* **Instruction**: Pull every "Based" line out of the data below.
------------------------------------
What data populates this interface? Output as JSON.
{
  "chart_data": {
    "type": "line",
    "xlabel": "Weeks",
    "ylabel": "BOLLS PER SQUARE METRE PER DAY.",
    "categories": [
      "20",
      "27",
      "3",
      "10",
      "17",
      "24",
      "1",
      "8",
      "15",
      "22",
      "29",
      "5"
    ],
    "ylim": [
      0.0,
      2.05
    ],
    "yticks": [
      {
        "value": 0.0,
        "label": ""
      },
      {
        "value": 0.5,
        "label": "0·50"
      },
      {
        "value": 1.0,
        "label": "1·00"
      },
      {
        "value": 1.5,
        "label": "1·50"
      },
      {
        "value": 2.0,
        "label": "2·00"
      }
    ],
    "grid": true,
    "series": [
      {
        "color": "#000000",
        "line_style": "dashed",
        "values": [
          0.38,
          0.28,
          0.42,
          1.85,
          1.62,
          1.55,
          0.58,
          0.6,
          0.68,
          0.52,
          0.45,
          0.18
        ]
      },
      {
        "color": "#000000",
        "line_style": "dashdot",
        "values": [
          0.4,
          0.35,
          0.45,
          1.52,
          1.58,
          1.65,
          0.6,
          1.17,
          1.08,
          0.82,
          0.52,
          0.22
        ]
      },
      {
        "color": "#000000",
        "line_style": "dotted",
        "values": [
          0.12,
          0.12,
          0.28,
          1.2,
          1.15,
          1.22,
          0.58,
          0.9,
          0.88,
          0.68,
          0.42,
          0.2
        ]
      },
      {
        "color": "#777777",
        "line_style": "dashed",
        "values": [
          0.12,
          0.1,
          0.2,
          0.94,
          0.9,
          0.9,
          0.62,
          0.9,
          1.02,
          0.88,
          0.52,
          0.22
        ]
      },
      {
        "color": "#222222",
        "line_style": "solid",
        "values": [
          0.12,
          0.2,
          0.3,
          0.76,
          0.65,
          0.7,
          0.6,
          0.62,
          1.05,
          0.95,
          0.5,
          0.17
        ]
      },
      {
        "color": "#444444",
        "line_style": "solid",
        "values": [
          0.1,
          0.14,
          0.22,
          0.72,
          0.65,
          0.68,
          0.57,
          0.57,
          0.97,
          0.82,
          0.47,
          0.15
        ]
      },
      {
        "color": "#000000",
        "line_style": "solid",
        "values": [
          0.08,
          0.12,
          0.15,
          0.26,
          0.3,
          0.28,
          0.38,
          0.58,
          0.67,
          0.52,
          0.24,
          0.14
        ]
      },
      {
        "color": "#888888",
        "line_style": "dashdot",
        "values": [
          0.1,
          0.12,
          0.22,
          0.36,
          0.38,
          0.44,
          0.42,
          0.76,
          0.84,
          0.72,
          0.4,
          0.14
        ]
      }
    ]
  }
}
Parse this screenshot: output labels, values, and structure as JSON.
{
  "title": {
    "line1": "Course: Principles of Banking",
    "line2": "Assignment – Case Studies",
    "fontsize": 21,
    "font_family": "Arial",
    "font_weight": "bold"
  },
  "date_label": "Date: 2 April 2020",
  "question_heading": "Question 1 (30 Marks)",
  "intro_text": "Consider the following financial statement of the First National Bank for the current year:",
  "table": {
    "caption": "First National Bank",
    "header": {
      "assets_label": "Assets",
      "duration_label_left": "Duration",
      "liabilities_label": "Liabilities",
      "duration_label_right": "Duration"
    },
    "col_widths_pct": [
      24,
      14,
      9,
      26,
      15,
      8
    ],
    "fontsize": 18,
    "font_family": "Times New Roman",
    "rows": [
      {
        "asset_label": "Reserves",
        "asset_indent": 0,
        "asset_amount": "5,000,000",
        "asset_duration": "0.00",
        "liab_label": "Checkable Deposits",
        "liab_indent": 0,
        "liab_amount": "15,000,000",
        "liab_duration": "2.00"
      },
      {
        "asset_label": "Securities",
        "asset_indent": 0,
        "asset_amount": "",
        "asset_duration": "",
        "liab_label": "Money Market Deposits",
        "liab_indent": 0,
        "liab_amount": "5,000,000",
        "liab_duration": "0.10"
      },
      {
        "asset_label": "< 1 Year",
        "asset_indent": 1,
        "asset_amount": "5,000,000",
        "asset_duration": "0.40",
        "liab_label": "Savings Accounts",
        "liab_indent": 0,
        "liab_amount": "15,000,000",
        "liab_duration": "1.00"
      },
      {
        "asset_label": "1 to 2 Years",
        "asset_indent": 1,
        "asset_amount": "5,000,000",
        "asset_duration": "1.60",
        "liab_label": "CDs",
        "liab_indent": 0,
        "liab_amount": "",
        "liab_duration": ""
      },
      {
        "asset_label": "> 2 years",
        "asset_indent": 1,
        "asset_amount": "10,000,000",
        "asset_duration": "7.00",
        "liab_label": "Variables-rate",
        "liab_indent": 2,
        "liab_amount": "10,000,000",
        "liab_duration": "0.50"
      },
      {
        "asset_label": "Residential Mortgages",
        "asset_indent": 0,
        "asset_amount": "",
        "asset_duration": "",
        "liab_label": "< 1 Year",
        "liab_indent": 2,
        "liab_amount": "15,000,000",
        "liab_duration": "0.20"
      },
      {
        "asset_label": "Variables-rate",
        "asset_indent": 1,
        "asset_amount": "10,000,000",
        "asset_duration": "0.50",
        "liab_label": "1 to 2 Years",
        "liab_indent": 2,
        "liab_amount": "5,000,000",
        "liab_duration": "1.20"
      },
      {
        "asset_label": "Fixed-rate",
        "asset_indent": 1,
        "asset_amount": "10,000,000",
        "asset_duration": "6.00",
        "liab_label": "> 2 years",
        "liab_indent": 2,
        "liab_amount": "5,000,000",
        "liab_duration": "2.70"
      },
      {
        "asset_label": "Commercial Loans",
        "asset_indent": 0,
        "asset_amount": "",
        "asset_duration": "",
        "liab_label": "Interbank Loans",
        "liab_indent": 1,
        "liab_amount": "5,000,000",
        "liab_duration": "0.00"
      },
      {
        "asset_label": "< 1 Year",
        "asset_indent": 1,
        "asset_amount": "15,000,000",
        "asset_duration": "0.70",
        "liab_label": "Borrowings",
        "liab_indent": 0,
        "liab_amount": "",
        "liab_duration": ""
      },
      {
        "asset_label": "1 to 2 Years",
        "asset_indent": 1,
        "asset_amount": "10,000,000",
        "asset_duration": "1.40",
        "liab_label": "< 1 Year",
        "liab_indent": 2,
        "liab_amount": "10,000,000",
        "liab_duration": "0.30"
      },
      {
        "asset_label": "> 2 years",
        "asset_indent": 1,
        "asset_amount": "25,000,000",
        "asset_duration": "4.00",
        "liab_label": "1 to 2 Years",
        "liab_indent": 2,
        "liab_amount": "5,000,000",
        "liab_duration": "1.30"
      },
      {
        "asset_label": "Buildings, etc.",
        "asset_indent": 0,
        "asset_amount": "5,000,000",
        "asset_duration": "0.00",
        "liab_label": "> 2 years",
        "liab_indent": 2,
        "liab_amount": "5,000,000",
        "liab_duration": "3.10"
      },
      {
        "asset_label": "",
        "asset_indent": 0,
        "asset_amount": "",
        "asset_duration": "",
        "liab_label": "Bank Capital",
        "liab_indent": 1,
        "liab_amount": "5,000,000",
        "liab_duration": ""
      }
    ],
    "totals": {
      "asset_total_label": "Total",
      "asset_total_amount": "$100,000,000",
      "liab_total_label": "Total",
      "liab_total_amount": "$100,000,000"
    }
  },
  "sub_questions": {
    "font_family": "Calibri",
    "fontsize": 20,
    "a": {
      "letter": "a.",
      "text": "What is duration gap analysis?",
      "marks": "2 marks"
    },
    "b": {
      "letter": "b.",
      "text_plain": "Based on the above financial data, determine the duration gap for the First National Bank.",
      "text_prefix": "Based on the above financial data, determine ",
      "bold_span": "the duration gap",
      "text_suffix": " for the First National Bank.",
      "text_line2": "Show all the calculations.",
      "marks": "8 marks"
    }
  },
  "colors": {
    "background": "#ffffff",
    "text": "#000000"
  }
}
------------------------------------
* **Response to this task**:
      "text_plain": "Based on the above financial data, determine the duration gap for the First National Bank.",
      "text_prefix": "Based on the above financial data, determine ",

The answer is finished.